**Given task**
Skip the images. Copy the records exactly as written.

— BEGIN Supplied material —

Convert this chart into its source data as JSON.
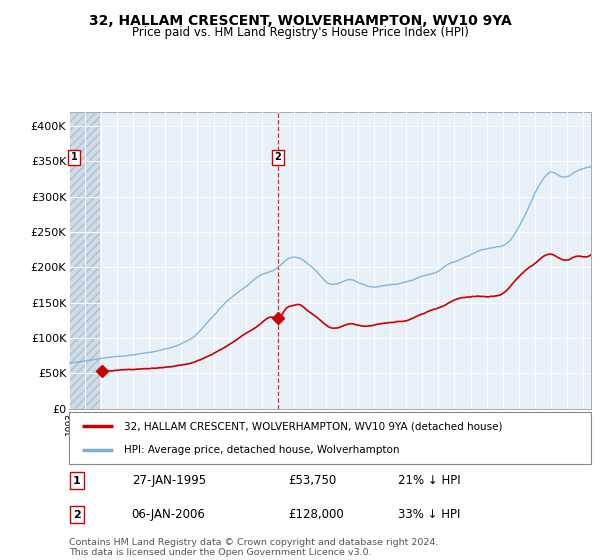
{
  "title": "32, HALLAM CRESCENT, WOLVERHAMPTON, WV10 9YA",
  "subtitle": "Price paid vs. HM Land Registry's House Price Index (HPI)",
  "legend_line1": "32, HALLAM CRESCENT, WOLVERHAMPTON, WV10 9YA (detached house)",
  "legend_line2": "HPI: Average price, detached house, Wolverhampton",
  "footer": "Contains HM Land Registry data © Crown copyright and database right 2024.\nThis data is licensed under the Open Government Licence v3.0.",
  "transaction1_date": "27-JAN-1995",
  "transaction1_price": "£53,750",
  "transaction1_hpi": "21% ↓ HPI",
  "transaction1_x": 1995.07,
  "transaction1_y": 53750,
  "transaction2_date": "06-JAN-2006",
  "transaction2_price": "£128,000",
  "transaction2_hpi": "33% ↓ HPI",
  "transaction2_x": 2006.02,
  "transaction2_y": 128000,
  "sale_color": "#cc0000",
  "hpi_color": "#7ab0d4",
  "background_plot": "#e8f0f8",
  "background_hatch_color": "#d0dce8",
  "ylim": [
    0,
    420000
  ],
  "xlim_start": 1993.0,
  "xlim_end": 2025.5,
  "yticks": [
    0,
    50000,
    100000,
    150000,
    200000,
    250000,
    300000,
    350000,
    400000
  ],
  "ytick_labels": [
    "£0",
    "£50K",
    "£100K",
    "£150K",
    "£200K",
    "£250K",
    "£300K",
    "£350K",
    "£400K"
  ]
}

— END Supplied material —

**The result**
Convert this chart into its source data as JSON.
{
  "title": "32, HALLAM CRESCENT, WOLVERHAMPTON, WV10 9YA",
  "subtitle": "Price paid vs. HM Land Registry's House Price Index (HPI)",
  "legend_line1": "32, HALLAM CRESCENT, WOLVERHAMPTON, WV10 9YA (detached house)",
  "legend_line2": "HPI: Average price, detached house, Wolverhampton",
  "footer": "Contains HM Land Registry data © Crown copyright and database right 2024.\nThis data is licensed under the Open Government Licence v3.0.",
  "transaction1_date": "27-JAN-1995",
  "transaction1_price": "£53,750",
  "transaction1_hpi": "21% ↓ HPI",
  "transaction1_x": 1995.07,
  "transaction1_y": 53750,
  "transaction2_date": "06-JAN-2006",
  "transaction2_price": "£128,000",
  "transaction2_hpi": "33% ↓ HPI",
  "transaction2_x": 2006.02,
  "transaction2_y": 128000,
  "sale_color": "#cc0000",
  "hpi_color": "#7ab0d4",
  "background_plot": "#e8f0f8",
  "background_hatch_color": "#d0dce8",
  "ylim": [
    0,
    420000
  ],
  "xlim_start": 1993.0,
  "xlim_end": 2025.5,
  "yticks": [
    0,
    50000,
    100000,
    150000,
    200000,
    250000,
    300000,
    350000,
    400000
  ],
  "ytick_labels": [
    "£0",
    "£50K",
    "£100K",
    "£150K",
    "£200K",
    "£250K",
    "£300K",
    "£350K",
    "£400K"
  ]
}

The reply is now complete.